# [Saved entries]

'''

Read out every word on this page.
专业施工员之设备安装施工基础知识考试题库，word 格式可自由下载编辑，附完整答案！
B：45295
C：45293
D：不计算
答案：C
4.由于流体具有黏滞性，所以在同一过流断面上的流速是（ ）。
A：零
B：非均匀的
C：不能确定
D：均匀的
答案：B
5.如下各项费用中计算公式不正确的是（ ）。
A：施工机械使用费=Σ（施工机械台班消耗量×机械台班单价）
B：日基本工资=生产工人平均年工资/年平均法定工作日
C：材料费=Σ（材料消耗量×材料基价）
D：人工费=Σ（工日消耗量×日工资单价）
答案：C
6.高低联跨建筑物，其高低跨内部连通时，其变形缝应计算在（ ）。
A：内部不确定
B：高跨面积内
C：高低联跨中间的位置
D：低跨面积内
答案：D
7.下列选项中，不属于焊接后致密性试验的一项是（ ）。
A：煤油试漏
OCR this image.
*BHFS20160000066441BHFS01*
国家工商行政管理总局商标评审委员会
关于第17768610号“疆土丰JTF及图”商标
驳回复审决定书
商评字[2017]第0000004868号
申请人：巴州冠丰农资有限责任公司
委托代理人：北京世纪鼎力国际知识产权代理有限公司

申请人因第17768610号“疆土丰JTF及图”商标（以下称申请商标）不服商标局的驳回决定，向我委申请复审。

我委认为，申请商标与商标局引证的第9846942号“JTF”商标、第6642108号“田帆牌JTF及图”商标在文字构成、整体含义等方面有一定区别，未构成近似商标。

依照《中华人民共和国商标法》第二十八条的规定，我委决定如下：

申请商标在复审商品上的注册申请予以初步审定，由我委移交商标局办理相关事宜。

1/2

'''

# [What to produce]
Reproduce the lines of the entries above exactly, but only from the line containing "OCR this image." through the final line.

# [Exercise solution]
OCR this image.
*BHFS20160000066441BHFS01*
国家工商行政管理总局商标评审委员会
关于第17768610号“疆土丰JTF及图”商标
驳回复审决定书
商评字[2017]第0000004868号
申请人：巴州冠丰农资有限责任公司
委托代理人：北京世纪鼎力国际知识产权代理有限公司

申请人因第17768610号“疆土丰JTF及图”商标（以下称申请商标）不服商标局的驳回决定，向我委申请复审。

我委认为，申请商标与商标局引证的第9846942号“JTF”商标、第6642108号“田帆牌JTF及图”商标在文字构成、整体含义等方面有一定区别，未构成近似商标。

依照《中华人民共和国商标法》第二十八条的规定，我委决定如下：

申请商标在复审商品上的注册申请予以初步审定，由我委移交商标局办理相关事宜。

1/2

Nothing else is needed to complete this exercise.